### Requirements
Output the entries verbatim, including every line.

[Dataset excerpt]
══════════

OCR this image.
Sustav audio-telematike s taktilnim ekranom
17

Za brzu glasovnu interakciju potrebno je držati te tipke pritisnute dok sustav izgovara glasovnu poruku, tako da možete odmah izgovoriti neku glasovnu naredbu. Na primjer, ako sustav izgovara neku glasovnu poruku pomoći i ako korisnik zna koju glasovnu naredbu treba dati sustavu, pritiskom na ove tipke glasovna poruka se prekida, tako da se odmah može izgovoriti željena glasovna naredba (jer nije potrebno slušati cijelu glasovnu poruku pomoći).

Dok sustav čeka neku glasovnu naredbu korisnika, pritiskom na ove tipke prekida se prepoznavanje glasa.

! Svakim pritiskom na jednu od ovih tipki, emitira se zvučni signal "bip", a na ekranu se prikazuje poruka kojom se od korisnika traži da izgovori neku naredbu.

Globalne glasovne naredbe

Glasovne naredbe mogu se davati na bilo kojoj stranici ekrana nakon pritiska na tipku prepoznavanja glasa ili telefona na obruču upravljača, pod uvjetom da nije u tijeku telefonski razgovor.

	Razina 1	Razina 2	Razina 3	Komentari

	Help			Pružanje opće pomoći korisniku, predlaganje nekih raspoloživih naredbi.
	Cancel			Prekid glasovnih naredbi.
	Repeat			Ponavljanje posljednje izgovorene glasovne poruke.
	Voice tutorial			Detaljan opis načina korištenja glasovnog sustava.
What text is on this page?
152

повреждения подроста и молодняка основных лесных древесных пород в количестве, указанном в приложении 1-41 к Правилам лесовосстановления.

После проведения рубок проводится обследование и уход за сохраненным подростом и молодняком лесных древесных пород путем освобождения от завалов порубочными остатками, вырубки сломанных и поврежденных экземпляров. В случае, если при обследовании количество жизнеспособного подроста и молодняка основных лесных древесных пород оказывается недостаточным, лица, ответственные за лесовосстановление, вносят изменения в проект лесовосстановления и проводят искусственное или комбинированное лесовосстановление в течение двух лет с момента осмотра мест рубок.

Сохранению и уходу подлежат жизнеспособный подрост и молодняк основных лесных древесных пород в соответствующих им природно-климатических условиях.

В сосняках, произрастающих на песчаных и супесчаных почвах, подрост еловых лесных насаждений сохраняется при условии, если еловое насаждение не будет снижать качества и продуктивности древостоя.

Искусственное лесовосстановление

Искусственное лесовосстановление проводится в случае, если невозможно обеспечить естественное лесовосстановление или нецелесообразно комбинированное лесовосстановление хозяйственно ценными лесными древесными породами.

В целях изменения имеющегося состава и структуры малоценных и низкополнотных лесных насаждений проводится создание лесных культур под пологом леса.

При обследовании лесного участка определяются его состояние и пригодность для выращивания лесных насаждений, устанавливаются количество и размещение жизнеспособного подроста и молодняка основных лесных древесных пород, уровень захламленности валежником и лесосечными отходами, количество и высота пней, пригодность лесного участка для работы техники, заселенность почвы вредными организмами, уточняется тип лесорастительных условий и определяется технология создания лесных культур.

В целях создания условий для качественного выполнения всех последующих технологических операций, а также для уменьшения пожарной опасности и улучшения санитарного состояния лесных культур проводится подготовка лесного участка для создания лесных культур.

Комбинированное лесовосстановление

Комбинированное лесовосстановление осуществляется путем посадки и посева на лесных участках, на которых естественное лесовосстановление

══════════

### Full solution
OCR this image.
Sustav audio-telematike s taktilnim ekranom
17

Za brzu glasovnu interakciju potrebno je držati te tipke pritisnute dok sustav izgovara glasovnu poruku, tako da možete odmah izgovoriti neku glasovnu naredbu. Na primjer, ako sustav izgovara neku glasovnu poruku pomoći i ako korisnik zna koju glasovnu naredbu treba dati sustavu, pritiskom na ove tipke glasovna poruka se prekida, tako da se odmah može izgovoriti željena glasovna naredba (jer nije potrebno slušati cijelu glasovnu poruku pomoći).

Dok sustav čeka neku glasovnu naredbu korisnika, pritiskom na ove tipke prekida se prepoznavanje glasa.

! Svakim pritiskom na jednu od ovih tipki, emitira se zvučni signal "bip", a na ekranu se prikazuje poruka kojom se od korisnika traži da izgovori neku naredbu.

Globalne glasovne naredbe

Glasovne naredbe mogu se davati na bilo kojoj stranici ekrana nakon pritiska na tipku prepoznavanja glasa ili telefona na obruču upravljača, pod uvjetom da nije u tijeku telefonski razgovor.

	Razina 1	Razina 2	Razina 3	Komentari

	Help			Pružanje opće pomoći korisniku, predlaganje nekih raspoloživih naredbi.
	Cancel			Prekid glasovnih naredbi.
	Repeat			Ponavljanje posljednje izgovorene glasovne poruke.
	Voice tutorial			Detaljan opis načina korištenja glasovnog sustava.
What text is on this page?
152

повреждения подроста и молодняка основных лесных древесных пород в количестве, указанном в приложении 1-41 к Правилам лесовосстановления.

После проведения рубок проводится обследование и уход за сохраненным подростом и молодняком лесных древесных пород путем освобождения от завалов порубочными остатками, вырубки сломанных и поврежденных экземпляров. В случае, если при обследовании количество жизнеспособного подроста и молодняка основных лесных древесных пород оказывается недостаточным, лица, ответственные за лесовосстановление, вносят изменения в проект лесовосстановления и проводят искусственное или комбинированное лесовосстановление в течение двух лет с момента осмотра мест рубок.

Сохранению и уходу подлежат жизнеспособный подрост и молодняк основных лесных древесных пород в соответствующих им природно-климатических условиях.

В сосняках, произрастающих на песчаных и супесчаных почвах, подрост еловых лесных насаждений сохраняется при условии, если еловое насаждение не будет снижать качества и продуктивности древостоя.

Искусственное лесовосстановление

Искусственное лесовосстановление проводится в случае, если невозможно обеспечить естественное лесовосстановление или нецелесообразно комбинированное лесовосстановление хозяйственно ценными лесными древесными породами.

В целях изменения имеющегося состава и структуры малоценных и низкополнотных лесных насаждений проводится создание лесных культур под пологом леса.

При обследовании лесного участка определяются его состояние и пригодность для выращивания лесных насаждений, устанавливаются количество и размещение жизнеспособного подроста и молодняка основных лесных древесных пород, уровень захламленности валежником и лесосечными отходами, количество и высота пней, пригодность лесного участка для работы техники, заселенность почвы вредными организмами, уточняется тип лесорастительных условий и определяется технология создания лесных культур.

В целях создания условий для качественного выполнения всех последующих технологических операций, а также для уменьшения пожарной опасности и улучшения санитарного состояния лесных культур проводится подготовка лесного участка для создания лесных культур.

Комбинированное лесовосстановление

Комбинированное лесовосстановление осуществляется путем посадки и посева на лесных участках, на которых естественное лесовосстановление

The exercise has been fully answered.